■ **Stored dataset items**
• • • •

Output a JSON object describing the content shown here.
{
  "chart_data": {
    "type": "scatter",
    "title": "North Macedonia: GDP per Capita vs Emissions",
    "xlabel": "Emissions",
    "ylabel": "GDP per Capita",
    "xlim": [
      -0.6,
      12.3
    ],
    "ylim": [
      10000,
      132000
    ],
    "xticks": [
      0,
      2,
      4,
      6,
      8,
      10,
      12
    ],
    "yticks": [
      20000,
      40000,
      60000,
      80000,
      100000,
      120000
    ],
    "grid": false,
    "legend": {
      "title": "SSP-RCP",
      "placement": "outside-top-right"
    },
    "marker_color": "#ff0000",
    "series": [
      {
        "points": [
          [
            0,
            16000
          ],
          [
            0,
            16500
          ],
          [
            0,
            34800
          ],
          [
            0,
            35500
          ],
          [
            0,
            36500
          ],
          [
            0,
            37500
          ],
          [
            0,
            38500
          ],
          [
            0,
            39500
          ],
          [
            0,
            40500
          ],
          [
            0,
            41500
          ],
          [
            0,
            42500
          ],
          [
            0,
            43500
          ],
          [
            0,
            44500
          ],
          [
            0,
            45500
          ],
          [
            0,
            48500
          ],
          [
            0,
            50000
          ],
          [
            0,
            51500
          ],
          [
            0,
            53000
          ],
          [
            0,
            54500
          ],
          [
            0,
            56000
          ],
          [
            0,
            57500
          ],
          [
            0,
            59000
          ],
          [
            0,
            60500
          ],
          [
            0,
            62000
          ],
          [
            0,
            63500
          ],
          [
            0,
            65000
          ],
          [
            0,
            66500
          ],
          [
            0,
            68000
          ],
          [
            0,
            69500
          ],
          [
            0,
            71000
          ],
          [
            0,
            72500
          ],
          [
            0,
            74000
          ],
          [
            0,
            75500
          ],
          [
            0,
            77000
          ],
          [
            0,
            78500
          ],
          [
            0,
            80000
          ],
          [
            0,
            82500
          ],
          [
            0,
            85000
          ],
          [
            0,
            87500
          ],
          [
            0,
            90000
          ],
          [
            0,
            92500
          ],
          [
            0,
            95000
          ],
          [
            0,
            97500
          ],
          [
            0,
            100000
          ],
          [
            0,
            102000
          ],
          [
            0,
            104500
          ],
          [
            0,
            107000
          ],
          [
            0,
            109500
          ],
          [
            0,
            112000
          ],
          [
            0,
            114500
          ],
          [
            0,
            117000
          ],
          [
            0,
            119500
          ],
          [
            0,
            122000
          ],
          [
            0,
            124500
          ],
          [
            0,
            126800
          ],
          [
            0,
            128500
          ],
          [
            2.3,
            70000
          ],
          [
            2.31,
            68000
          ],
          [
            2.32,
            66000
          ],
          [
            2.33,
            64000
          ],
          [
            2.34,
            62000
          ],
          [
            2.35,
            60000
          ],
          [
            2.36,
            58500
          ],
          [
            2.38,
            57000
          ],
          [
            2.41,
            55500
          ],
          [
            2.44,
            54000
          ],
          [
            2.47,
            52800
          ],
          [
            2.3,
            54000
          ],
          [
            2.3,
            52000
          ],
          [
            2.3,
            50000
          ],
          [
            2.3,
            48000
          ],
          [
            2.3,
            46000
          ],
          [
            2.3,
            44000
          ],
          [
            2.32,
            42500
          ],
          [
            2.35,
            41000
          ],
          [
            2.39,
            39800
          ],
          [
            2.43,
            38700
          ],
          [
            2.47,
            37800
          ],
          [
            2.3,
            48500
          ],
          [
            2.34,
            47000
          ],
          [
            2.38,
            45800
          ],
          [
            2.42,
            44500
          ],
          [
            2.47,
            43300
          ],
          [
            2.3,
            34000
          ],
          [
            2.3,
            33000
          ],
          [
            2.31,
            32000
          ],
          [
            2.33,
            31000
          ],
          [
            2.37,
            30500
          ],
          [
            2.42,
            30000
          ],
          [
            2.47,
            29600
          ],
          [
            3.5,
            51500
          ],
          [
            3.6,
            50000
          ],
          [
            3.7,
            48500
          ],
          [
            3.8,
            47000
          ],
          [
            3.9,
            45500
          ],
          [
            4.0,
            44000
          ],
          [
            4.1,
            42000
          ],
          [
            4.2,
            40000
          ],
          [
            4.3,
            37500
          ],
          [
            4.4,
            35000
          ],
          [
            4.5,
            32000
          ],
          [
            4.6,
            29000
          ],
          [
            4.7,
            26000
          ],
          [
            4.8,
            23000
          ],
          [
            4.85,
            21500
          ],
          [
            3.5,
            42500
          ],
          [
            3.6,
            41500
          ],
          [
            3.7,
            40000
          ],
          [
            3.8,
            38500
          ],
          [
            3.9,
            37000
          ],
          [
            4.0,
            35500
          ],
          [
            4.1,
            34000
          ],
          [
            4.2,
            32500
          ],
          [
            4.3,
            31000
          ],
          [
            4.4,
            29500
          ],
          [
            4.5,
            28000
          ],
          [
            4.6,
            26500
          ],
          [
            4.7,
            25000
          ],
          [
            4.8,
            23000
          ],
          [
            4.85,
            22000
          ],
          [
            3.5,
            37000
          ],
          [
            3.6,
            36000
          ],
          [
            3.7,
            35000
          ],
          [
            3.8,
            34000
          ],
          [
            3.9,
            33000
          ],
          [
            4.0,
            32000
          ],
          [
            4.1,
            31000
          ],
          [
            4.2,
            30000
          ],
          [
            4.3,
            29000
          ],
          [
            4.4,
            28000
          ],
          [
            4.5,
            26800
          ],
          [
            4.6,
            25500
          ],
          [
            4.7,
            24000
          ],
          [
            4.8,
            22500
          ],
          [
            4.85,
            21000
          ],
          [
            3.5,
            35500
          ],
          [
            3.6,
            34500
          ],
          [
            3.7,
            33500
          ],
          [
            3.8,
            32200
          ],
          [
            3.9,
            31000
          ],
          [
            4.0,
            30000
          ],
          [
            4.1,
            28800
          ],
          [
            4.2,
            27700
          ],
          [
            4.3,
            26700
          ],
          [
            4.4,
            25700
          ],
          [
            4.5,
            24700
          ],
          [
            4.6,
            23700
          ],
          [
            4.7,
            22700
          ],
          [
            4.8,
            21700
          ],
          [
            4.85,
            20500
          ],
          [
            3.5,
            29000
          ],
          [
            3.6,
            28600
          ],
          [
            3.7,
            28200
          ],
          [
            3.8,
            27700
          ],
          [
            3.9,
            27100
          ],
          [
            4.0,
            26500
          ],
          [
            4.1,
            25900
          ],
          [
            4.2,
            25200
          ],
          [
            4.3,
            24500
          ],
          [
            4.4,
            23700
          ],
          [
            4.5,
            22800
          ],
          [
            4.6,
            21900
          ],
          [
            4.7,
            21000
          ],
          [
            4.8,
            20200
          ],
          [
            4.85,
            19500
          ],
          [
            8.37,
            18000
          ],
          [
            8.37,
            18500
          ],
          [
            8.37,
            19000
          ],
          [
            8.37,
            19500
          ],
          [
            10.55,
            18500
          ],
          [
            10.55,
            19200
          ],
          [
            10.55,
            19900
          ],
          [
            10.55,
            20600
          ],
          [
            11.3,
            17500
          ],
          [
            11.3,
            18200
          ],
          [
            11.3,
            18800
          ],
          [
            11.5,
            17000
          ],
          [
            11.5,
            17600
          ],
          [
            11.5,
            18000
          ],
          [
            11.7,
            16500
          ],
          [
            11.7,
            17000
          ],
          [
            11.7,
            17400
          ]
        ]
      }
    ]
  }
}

• • • •

■ **Objective**
Write the number of lines containing the word "Capita" and nothing besides it.

■ **Answer for the task**
2